Listed entries>

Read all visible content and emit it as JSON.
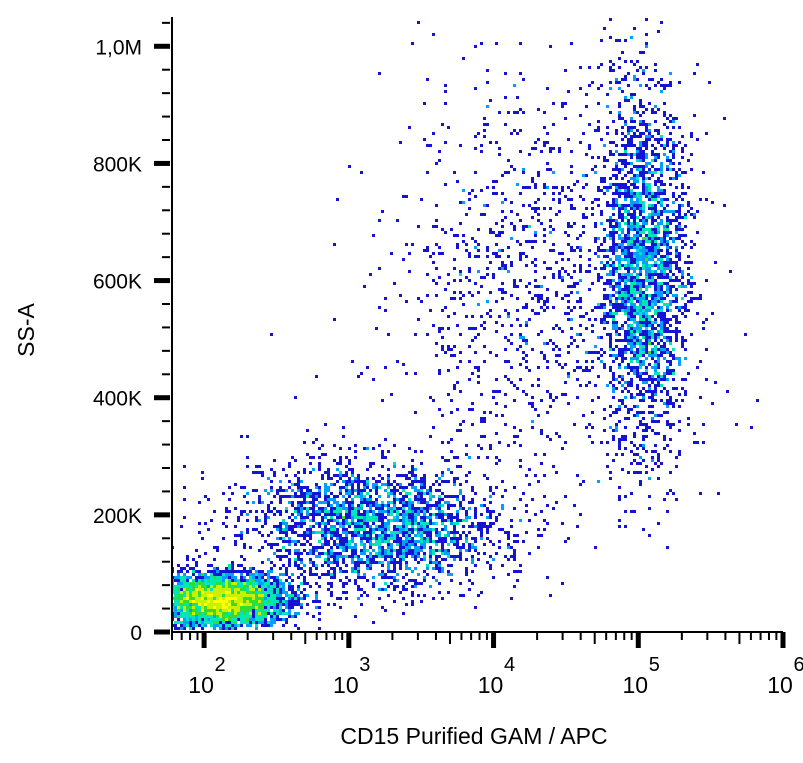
{
  "chart_data": {
    "type": "scatter",
    "subtype": "flow-cytometry-density-dot-plot",
    "xlabel": "CD15 Purified GAM / APC",
    "ylabel": "SS-A",
    "x_scale": "log",
    "xlim": [
      60,
      1000000
    ],
    "ylim": [
      0,
      1050000
    ],
    "x_ticks": [
      {
        "value": 100,
        "base": "10",
        "exp": "2"
      },
      {
        "value": 1000,
        "base": "10",
        "exp": "3"
      },
      {
        "value": 10000,
        "base": "10",
        "exp": "4"
      },
      {
        "value": 100000,
        "base": "10",
        "exp": "5"
      },
      {
        "value": 1000000,
        "base": "10",
        "exp": "6"
      }
    ],
    "y_ticks": [
      {
        "value": 0,
        "label": "0"
      },
      {
        "value": 200000,
        "label": "200K"
      },
      {
        "value": 400000,
        "label": "400K"
      },
      {
        "value": 600000,
        "label": "600K"
      },
      {
        "value": 800000,
        "label": "800K"
      },
      {
        "value": 1000000,
        "label": "1,0M"
      }
    ],
    "populations": [
      {
        "x_center": 130,
        "y_center": 55000,
        "log_x_spread": 0.22,
        "y_spread": 22000,
        "relative_density": "high"
      },
      {
        "x_center": 1500,
        "y_center": 180000,
        "log_x_spread": 0.45,
        "y_spread": 55000,
        "relative_density": "medium"
      },
      {
        "x_center": 110000,
        "y_center": 620000,
        "log_x_spread": 0.15,
        "y_spread": 150000,
        "relative_density": "medium"
      },
      {
        "x_center": 20000,
        "y_center": 600000,
        "log_x_spread": 0.5,
        "y_spread": 180000,
        "relative_density": "low"
      }
    ],
    "density_colors": [
      "#1414d2",
      "#00a0ff",
      "#00e6b4",
      "#32dc32",
      "#c8f000",
      "#ffff00"
    ],
    "grid": false,
    "legend": "none"
  }
}
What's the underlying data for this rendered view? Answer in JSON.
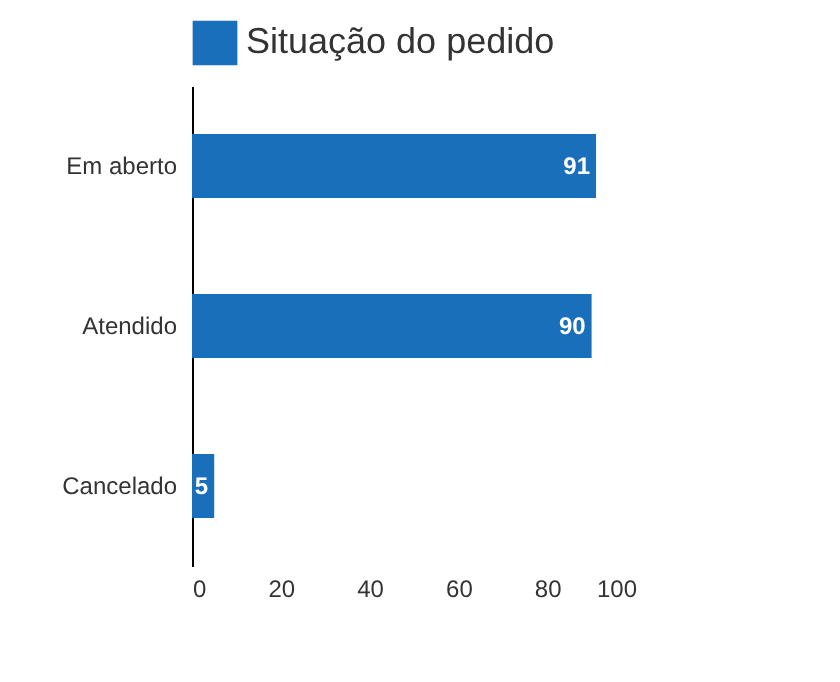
{
  "chart_data": {
    "type": "bar",
    "orientation": "horizontal",
    "categories": [
      "Em aberto",
      "Atendido",
      "Cancelado"
    ],
    "series": [
      {
        "name": "Situação do pedido",
        "color": "#1a6fba",
        "values": [
          91,
          90,
          5
        ]
      }
    ],
    "xlim": [
      0,
      100
    ],
    "xticks": [
      0,
      20,
      40,
      60,
      80,
      100
    ],
    "grid": false,
    "legend": "top",
    "data_labels": true
  }
}
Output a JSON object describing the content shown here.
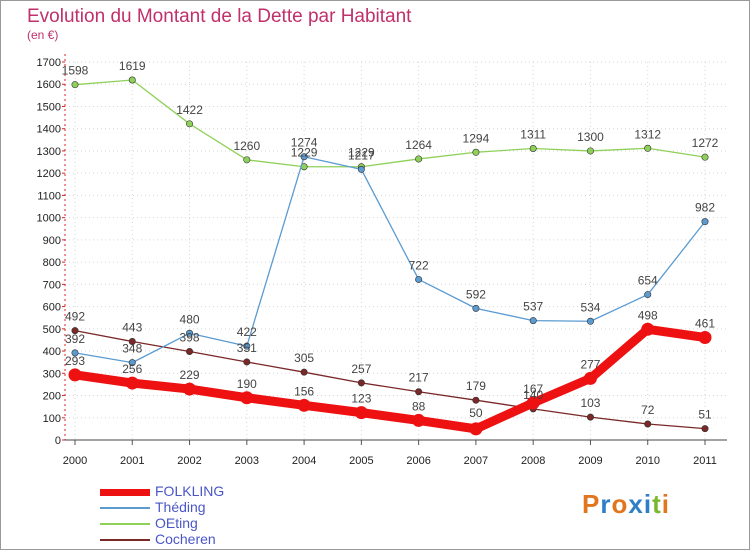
{
  "title": "Evolution du Montant de la Dette par Habitant",
  "subtitle": "(en €)",
  "logo": {
    "text": "Proxiti",
    "colors": [
      "#e2761e",
      "#2e7fc8",
      "#e2761e",
      "#2e7fc8",
      "#2e7fc8",
      "#7cb82f",
      "#e2761e"
    ]
  },
  "chart_data": {
    "type": "line",
    "x": [
      "2000",
      "2001",
      "2002",
      "2003",
      "2004",
      "2005",
      "2006",
      "2007",
      "2008",
      "2009",
      "2010",
      "2011"
    ],
    "ylim": [
      0,
      1700
    ],
    "yticks": [
      "0",
      "100",
      "200",
      "300",
      "400",
      "500",
      "600",
      "700",
      "800",
      "900",
      "1000",
      "1100",
      "1200",
      "1300",
      "1400",
      "1500",
      "1600",
      "1700"
    ],
    "series": [
      {
        "name": "FOLKLING",
        "color": "#ee1111",
        "values": [
          293,
          256,
          229,
          190,
          156,
          123,
          88,
          50,
          167,
          277,
          498,
          461
        ]
      },
      {
        "name": "Théding",
        "color": "#5b9bd0",
        "values": [
          392,
          348,
          480,
          422,
          1274,
          1217,
          722,
          592,
          537,
          534,
          654,
          982
        ]
      },
      {
        "name": "OEting",
        "color": "#8fd05a",
        "values": [
          1598,
          1619,
          1422,
          1260,
          1229,
          1229,
          1264,
          1294,
          1311,
          1300,
          1312,
          1272
        ]
      },
      {
        "name": "Cocheren",
        "color": "#7a2828",
        "values": [
          492,
          443,
          398,
          351,
          305,
          257,
          217,
          179,
          140,
          103,
          72,
          51
        ]
      }
    ]
  }
}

Task prompt> Scan the material above. Copy each line that holds the word "name".

Written answer>
        "name": "Situação do pedido",
        "name": "FOLKLING",
        "name": "Théding",
        "name": "OEting",
        "name": "Cocheren",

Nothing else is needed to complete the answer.